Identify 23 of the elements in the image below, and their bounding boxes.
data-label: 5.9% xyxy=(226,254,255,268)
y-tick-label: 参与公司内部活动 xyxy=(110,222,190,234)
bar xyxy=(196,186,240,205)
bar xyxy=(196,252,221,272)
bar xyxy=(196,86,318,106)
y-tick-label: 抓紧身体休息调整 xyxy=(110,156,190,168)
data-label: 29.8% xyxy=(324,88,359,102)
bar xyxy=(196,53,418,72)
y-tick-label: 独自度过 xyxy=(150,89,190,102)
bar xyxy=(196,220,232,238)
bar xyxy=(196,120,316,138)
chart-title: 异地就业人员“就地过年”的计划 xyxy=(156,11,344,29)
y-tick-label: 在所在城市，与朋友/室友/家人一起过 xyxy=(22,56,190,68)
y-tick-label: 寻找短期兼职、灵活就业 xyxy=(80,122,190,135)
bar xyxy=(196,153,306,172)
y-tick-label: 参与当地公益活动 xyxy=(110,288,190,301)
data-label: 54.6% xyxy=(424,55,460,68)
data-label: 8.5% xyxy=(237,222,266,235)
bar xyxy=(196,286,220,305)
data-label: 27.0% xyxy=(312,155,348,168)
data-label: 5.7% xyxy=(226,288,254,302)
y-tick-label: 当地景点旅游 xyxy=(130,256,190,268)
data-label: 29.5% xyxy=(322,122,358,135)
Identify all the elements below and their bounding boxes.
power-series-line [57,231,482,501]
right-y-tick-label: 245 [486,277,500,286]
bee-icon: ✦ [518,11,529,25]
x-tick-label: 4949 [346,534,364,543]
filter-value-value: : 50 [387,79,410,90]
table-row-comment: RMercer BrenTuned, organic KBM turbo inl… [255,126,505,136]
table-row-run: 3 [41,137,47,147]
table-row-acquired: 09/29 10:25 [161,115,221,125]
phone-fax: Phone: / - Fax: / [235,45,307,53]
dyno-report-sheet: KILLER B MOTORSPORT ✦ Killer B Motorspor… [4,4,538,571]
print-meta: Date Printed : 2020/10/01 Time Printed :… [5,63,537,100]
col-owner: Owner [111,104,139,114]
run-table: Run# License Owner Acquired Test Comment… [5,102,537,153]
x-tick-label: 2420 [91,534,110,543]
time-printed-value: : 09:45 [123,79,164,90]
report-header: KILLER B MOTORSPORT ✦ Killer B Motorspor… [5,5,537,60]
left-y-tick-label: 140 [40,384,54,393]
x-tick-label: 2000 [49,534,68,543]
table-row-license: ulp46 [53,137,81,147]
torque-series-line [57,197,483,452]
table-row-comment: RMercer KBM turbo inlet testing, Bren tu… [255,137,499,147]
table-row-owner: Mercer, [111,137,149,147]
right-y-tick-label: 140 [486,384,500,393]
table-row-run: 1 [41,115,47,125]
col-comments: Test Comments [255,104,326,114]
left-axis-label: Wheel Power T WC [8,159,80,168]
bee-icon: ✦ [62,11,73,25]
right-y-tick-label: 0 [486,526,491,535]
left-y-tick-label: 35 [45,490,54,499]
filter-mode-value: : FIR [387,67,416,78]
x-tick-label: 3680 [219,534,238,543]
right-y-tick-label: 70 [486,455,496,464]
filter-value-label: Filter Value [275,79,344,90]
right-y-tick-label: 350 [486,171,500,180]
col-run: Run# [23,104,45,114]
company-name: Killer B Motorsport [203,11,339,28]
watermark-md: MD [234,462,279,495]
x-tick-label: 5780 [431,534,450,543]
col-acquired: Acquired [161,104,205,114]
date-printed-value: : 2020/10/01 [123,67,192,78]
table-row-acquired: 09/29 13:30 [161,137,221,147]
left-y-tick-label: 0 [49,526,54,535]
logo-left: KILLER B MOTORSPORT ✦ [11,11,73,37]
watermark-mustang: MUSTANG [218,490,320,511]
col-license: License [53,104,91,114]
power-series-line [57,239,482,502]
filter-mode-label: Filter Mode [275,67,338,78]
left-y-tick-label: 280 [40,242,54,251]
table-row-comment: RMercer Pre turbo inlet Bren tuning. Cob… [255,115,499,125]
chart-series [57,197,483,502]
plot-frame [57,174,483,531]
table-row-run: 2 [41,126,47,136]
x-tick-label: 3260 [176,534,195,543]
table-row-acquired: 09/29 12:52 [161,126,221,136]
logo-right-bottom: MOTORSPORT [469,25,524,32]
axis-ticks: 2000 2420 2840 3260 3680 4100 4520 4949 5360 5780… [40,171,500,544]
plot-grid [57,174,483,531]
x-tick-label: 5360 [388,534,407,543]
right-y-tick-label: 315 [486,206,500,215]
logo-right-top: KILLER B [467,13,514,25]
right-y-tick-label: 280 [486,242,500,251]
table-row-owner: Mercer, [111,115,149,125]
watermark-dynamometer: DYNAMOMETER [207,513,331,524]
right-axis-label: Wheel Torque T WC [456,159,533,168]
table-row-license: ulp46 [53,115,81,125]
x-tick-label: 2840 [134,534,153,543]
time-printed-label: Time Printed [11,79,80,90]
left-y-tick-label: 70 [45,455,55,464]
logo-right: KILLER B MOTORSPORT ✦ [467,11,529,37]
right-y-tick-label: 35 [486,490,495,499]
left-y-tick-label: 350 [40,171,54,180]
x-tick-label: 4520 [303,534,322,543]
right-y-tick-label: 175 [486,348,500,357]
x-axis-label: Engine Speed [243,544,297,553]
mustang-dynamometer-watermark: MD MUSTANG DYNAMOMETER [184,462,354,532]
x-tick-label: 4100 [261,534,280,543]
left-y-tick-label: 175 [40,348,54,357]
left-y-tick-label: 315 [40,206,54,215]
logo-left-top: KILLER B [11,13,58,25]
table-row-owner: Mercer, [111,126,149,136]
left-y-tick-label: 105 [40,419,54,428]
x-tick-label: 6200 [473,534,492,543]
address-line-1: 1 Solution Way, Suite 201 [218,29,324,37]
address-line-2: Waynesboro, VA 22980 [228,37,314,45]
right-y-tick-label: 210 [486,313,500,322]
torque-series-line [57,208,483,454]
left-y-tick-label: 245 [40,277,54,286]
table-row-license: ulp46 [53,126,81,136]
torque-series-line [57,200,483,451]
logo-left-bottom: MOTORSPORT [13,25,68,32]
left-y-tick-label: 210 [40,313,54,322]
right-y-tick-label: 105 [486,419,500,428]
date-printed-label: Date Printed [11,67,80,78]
·····
■ REQUIREMENT
Please reproduce all of the entries above verbatim, leaving nothing out and changing nothing.

■ ANSWER TO THIS EXERCISE
Identify 23 of the elements in the image below, and their bounding boxes.
data-label: 5.9% xyxy=(226,254,255,268)
y-tick-label: 参与公司内部活动 xyxy=(110,222,190,234)
bar xyxy=(196,186,240,205)
bar xyxy=(196,252,221,272)
bar xyxy=(196,86,318,106)
y-tick-label: 抓紧身体休息调整 xyxy=(110,156,190,168)
data-label: 29.8% xyxy=(324,88,359,102)
bar xyxy=(196,53,418,72)
y-tick-label: 独自度过 xyxy=(150,89,190,102)
bar xyxy=(196,220,232,238)
bar xyxy=(196,120,316,138)
chart-title: 异地就业人员“就地过年”的计划 xyxy=(156,11,344,29)
y-tick-label: 在所在城市，与朋友/室友/家人一起过 xyxy=(22,56,190,68)
y-tick-label: 寻找短期兼职、灵活就业 xyxy=(80,122,190,135)
bar xyxy=(196,153,306,172)
y-tick-label: 参与当地公益活动 xyxy=(110,288,190,301)
data-label: 54.6% xyxy=(424,55,460,68)
data-label: 8.5% xyxy=(237,222,266,235)
bar xyxy=(196,286,220,305)
data-label: 27.0% xyxy=(312,155,348,168)
data-label: 5.7% xyxy=(226,288,254,302)
y-tick-label: 当地景点旅游 xyxy=(130,256,190,268)
data-label: 29.5% xyxy=(322,122,358,135)
Identify all the elements below and their bounding boxes.
power-series-line [57,231,482,501]
right-y-tick-label: 245 [486,277,500,286]
bee-icon: ✦ [518,11,529,25]
x-tick-label: 4949 [346,534,364,543]
filter-value-value: : 50 [387,79,410,90]
table-row-comment: RMercer BrenTuned, organic KBM turbo inl… [255,126,505,136]
table-row-run: 3 [41,137,47,147]
table-row-acquired: 09/29 10:25 [161,115,221,125]
phone-fax: Phone: / - Fax: / [235,45,307,53]
dyno-report-sheet: KILLER B MOTORSPORT ✦ Killer B Motorspor… [4,4,538,571]
print-meta: Date Printed : 2020/10/01 Time Printed :… [5,63,537,100]
col-owner: Owner [111,104,139,114]
run-table: Run# License Owner Acquired Test Comment… [5,102,537,153]
x-tick-label: 2420 [91,534,110,543]
time-printed-value: : 09:45 [123,79,164,90]
report-header: KILLER B MOTORSPORT ✦ Killer B Motorspor… [5,5,537,60]
left-y-tick-label: 140 [40,384,54,393]
x-tick-label: 2000 [49,534,68,543]
table-row-license: ulp46 [53,137,81,147]
torque-series-line [57,197,483,452]
table-row-comment: RMercer KBM turbo inlet testing, Bren tu… [255,137,499,147]
table-row-owner: Mercer, [111,137,149,147]
right-y-tick-label: 140 [486,384,500,393]
table-row-run: 1 [41,115,47,125]
col-comments: Test Comments [255,104,326,114]
left-axis-label: Wheel Power T WC [8,159,80,168]
bee-icon: ✦ [62,11,73,25]
right-y-tick-label: 0 [486,526,491,535]
left-y-tick-label: 35 [45,490,54,499]
filter-mode-value: : FIR [387,67,416,78]
x-tick-label: 3680 [219,534,238,543]
right-y-tick-label: 70 [486,455,496,464]
filter-value-label: Filter Value [275,79,344,90]
right-y-tick-label: 350 [486,171,500,180]
col-run: Run# [23,104,45,114]
company-name: Killer B Motorsport [203,11,339,28]
watermark-md: MD [234,462,279,495]
x-tick-label: 5780 [431,534,450,543]
col-acquired: Acquired [161,104,205,114]
date-printed-value: : 2020/10/01 [123,67,192,78]
table-row-acquired: 09/29 13:30 [161,137,221,147]
left-y-tick-label: 0 [49,526,54,535]
logo-left: KILLER B MOTORSPORT ✦ [11,11,73,37]
watermark-mustang: MUSTANG [218,490,320,511]
col-license: License [53,104,91,114]
power-series-line [57,239,482,502]
filter-mode-label: Filter Mode [275,67,338,78]
left-y-tick-label: 280 [40,242,54,251]
table-row-comment: RMercer Pre turbo inlet Bren tuning. Cob… [255,115,499,125]
chart-series [57,197,483,502]
plot-frame [57,174,483,531]
table-row-run: 2 [41,126,47,136]
x-tick-label: 3260 [176,534,195,543]
table-row-acquired: 09/29 12:52 [161,126,221,136]
logo-right-bottom: MOTORSPORT [469,25,524,32]
axis-ticks: 2000 2420 2840 3260 3680 4100 4520 4949 5360 5780… [40,171,500,544]
plot-grid [57,174,483,531]
x-tick-label: 5360 [388,534,407,543]
right-y-tick-label: 315 [486,206,500,215]
logo-right-top: KILLER B [467,13,514,25]
right-y-tick-label: 280 [486,242,500,251]
table-row-owner: Mercer, [111,115,149,125]
watermark-dynamometer: DYNAMOMETER [207,513,331,524]
right-axis-label: Wheel Torque T WC [456,159,533,168]
table-row-license: ulp46 [53,115,81,125]
x-tick-label: 2840 [134,534,153,543]
time-printed-label: Time Printed [11,79,80,90]
left-y-tick-label: 70 [45,455,55,464]
logo-right: KILLER B MOTORSPORT ✦ [467,11,529,37]
right-y-tick-label: 35 [486,490,495,499]
left-y-tick-label: 350 [40,171,54,180]
x-tick-label: 4520 [303,534,322,543]
right-y-tick-label: 175 [486,348,500,357]
x-axis-label: Engine Speed [243,544,297,553]
mustang-dynamometer-watermark: MD MUSTANG DYNAMOMETER [184,462,354,532]
x-tick-label: 4100 [261,534,280,543]
left-y-tick-label: 175 [40,348,54,357]
left-y-tick-label: 315 [40,206,54,215]
logo-left-top: KILLER B [11,13,58,25]
table-row-owner: Mercer, [111,126,149,136]
left-y-tick-label: 105 [40,419,54,428]
x-tick-label: 6200 [473,534,492,543]
address-line-1: 1 Solution Way, Suite 201 [218,29,324,37]
address-line-2: Waynesboro, VA 22980 [228,37,314,45]
right-y-tick-label: 210 [486,313,500,322]
torque-series-line [57,208,483,454]
left-y-tick-label: 245 [40,277,54,286]
table-row-license: ulp46 [53,126,81,136]
torque-series-line [57,200,483,451]
logo-left-bottom: MOTORSPORT [13,25,68,32]
left-y-tick-label: 210 [40,313,54,322]
right-y-tick-label: 105 [486,419,500,428]
date-printed-label: Date Printed [11,67,80,78]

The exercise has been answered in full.